(Your goal):
Copy the lines that follow, keeping every character the same.

[Collected data entries]
━━━━━━━━━━━━━━━━━━━━

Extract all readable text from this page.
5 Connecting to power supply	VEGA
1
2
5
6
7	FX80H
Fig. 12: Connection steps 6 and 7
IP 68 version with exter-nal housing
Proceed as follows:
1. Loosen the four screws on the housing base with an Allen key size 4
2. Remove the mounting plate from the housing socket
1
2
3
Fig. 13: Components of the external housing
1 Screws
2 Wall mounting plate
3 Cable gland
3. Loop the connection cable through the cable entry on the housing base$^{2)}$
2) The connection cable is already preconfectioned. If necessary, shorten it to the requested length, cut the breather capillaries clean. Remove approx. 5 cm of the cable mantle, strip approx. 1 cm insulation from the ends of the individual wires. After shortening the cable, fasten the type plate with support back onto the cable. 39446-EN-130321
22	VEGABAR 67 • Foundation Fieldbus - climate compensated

━━━━━━━━━━━━━━━━━━━━

(Exercise response):
Extract all readable text from this page.
5 Connecting to power supply	VEGA
1
2
5
6
7	FX80H
Fig. 12: Connection steps 6 and 7
IP 68 version with exter-nal housing
Proceed as follows:
1. Loosen the four screws on the housing base with an Allen key size 4
2. Remove the mounting plate from the housing socket
1
2
3
Fig. 13: Components of the external housing
1 Screws
2 Wall mounting plate
3 Cable gland
3. Loop the connection cable through the cable entry on the housing base$^{2)}$
2) The connection cable is already preconfectioned. If necessary, shorten it to the requested length, cut the breather capillaries clean. Remove approx. 5 cm of the cable mantle, strip approx. 1 cm insulation from the ends of the individual wires. After shortening the cable, fasten the type plate with support back onto the cable. 39446-EN-130321
22	VEGABAR 67 • Foundation Fieldbus - climate compensated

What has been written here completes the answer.